■ TASK GOAL
Write out the material below again, unchanged.

## begin

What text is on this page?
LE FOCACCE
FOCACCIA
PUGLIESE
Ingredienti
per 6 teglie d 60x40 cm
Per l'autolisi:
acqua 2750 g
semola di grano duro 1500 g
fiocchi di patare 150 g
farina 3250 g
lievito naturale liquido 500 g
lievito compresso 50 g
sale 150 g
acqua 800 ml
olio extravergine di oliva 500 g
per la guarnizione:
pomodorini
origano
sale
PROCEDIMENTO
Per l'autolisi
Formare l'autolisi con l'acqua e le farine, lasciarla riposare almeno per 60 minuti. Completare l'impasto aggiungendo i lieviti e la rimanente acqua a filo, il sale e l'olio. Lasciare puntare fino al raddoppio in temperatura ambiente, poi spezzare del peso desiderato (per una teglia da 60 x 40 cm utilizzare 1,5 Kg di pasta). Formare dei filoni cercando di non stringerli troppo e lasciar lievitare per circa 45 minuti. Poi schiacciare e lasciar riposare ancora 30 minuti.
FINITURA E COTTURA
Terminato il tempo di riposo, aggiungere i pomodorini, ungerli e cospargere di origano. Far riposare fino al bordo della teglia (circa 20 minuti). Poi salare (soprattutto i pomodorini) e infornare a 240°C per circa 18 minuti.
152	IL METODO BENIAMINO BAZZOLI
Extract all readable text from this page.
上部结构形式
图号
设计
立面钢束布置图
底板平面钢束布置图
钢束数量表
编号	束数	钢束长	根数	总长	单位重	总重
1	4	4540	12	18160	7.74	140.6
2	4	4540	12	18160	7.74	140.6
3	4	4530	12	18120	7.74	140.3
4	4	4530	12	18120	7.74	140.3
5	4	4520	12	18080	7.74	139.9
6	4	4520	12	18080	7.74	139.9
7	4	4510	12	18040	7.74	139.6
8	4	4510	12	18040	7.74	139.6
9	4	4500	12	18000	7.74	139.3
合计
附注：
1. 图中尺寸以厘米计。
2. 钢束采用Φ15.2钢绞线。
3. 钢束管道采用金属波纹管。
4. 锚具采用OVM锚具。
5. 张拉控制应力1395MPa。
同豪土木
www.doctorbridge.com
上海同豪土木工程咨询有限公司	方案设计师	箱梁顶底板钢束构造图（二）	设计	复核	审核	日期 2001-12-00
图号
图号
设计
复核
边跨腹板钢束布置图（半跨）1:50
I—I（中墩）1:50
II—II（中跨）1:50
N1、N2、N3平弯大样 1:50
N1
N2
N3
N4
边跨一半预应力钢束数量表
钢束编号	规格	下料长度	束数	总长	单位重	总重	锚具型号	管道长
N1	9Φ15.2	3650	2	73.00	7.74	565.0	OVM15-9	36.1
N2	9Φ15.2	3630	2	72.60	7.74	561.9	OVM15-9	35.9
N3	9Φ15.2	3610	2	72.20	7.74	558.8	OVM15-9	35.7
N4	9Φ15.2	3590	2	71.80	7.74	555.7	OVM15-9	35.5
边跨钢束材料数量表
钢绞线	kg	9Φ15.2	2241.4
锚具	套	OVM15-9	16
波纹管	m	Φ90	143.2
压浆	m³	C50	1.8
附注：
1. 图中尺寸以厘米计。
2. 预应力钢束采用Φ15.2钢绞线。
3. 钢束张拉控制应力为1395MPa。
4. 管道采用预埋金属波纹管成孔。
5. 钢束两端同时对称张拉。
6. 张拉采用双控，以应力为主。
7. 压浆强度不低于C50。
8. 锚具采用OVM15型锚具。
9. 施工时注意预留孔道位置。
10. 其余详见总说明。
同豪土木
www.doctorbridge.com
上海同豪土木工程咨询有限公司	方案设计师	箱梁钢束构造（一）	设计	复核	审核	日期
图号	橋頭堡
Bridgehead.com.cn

## end

■ OUTPUT FOR THIS EXERCISE
What text is on this page?
LE FOCACCE
FOCACCIA
PUGLIESE
Ingredienti
per 6 teglie d 60x40 cm
Per l'autolisi:
acqua 2750 g
semola di grano duro 1500 g
fiocchi di patare 150 g
farina 3250 g
lievito naturale liquido 500 g
lievito compresso 50 g
sale 150 g
acqua 800 ml
olio extravergine di oliva 500 g
per la guarnizione:
pomodorini
origano
sale
PROCEDIMENTO
Per l'autolisi
Formare l'autolisi con l'acqua e le farine, lasciarla riposare almeno per 60 minuti. Completare l'impasto aggiungendo i lieviti e la rimanente acqua a filo, il sale e l'olio. Lasciare puntare fino al raddoppio in temperatura ambiente, poi spezzare del peso desiderato (per una teglia da 60 x 40 cm utilizzare 1,5 Kg di pasta). Formare dei filoni cercando di non stringerli troppo e lasciar lievitare per circa 45 minuti. Poi schiacciare e lasciar riposare ancora 30 minuti.
FINITURA E COTTURA
Terminato il tempo di riposo, aggiungere i pomodorini, ungerli e cospargere di origano. Far riposare fino al bordo della teglia (circa 20 minuti). Poi salare (soprattutto i pomodorini) e infornare a 240°C per circa 18 minuti.
152	IL METODO BENIAMINO BAZZOLI
Extract all readable text from this page.
上部结构形式
图号
设计
立面钢束布置图
底板平面钢束布置图
钢束数量表
编号	束数	钢束长	根数	总长	单位重	总重
1	4	4540	12	18160	7.74	140.6
2	4	4540	12	18160	7.74	140.6
3	4	4530	12	18120	7.74	140.3
4	4	4530	12	18120	7.74	140.3
5	4	4520	12	18080	7.74	139.9
6	4	4520	12	18080	7.74	139.9
7	4	4510	12	18040	7.74	139.6
8	4	4510	12	18040	7.74	139.6
9	4	4500	12	18000	7.74	139.3
合计
附注：
1. 图中尺寸以厘米计。
2. 钢束采用Φ15.2钢绞线。
3. 钢束管道采用金属波纹管。
4. 锚具采用OVM锚具。
5. 张拉控制应力1395MPa。
同豪土木
www.doctorbridge.com
上海同豪土木工程咨询有限公司	方案设计师	箱梁顶底板钢束构造图（二）	设计	复核	审核	日期 2001-12-00
图号
图号
设计
复核
边跨腹板钢束布置图（半跨）1:50
I—I（中墩）1:50
II—II（中跨）1:50
N1、N2、N3平弯大样 1:50
N1
N2
N3
N4
边跨一半预应力钢束数量表
钢束编号	规格	下料长度	束数	总长	单位重	总重	锚具型号	管道长
N1	9Φ15.2	3650	2	73.00	7.74	565.0	OVM15-9	36.1
N2	9Φ15.2	3630	2	72.60	7.74	561.9	OVM15-9	35.9
N3	9Φ15.2	3610	2	72.20	7.74	558.8	OVM15-9	35.7
N4	9Φ15.2	3590	2	71.80	7.74	555.7	OVM15-9	35.5
边跨钢束材料数量表
钢绞线	kg	9Φ15.2	2241.4
锚具	套	OVM15-9	16
波纹管	m	Φ90	143.2
压浆	m³	C50	1.8
附注：
1. 图中尺寸以厘米计。
2. 预应力钢束采用Φ15.2钢绞线。
3. 钢束张拉控制应力为1395MPa。
4. 管道采用预埋金属波纹管成孔。
5. 钢束两端同时对称张拉。
6. 张拉采用双控，以应力为主。
7. 压浆强度不低于C50。
8. 锚具采用OVM15型锚具。
9. 施工时注意预留孔道位置。
10. 其余详见总说明。
同豪土木
www.doctorbridge.com
上海同豪土木工程咨询有限公司	方案设计师	箱梁钢束构造（一）	设计	复核	审核	日期
图号	橋頭堡
Bridgehead.com.cn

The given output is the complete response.